● **Task prompt**: Look through the records below, and copy out every line that holds the string "параметра".

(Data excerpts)
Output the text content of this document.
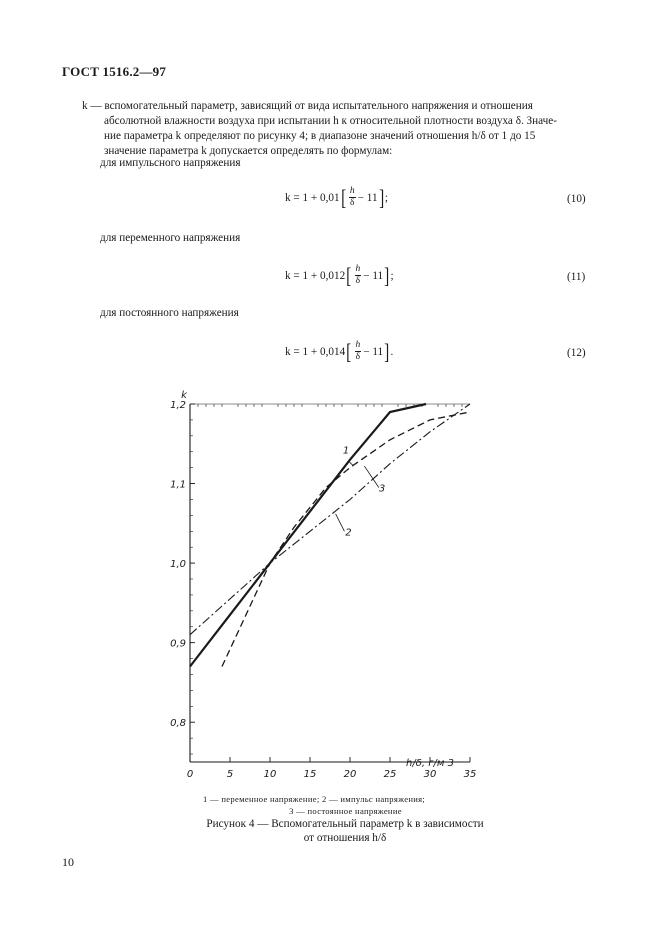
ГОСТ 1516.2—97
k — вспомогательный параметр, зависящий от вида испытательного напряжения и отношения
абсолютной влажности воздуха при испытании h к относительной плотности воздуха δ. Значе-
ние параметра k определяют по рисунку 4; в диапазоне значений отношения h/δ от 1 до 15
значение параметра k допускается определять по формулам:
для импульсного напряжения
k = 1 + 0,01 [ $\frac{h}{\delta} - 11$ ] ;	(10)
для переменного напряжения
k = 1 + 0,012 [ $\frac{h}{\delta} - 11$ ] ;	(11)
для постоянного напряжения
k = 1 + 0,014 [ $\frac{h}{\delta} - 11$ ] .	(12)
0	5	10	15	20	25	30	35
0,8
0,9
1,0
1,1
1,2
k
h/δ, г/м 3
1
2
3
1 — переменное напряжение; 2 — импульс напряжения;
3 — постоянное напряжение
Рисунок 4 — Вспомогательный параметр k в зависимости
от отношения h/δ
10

--

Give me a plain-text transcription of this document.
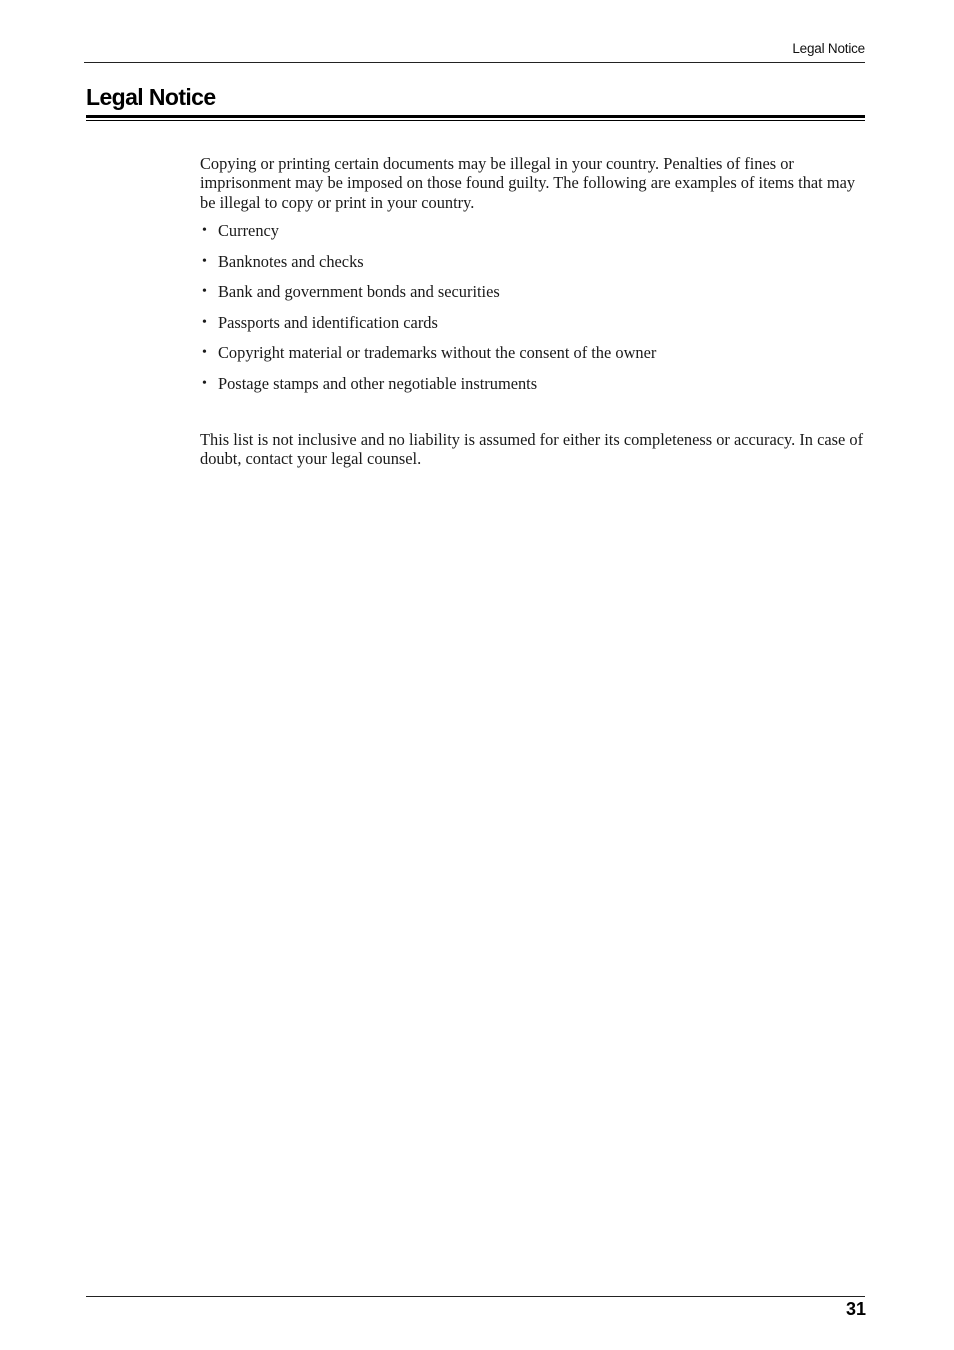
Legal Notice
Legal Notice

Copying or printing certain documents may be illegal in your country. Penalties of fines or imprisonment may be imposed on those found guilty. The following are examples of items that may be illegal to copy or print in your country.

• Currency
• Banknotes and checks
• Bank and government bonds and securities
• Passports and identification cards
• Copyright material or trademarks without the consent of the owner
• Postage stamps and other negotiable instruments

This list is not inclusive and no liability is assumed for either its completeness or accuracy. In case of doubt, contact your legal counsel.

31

● **The completed task**:
ние параметра k определяют по рисунку 4; в диапазоне значений отношения h/δ от 1 до 15
значение параметра k допускается определять по формулам:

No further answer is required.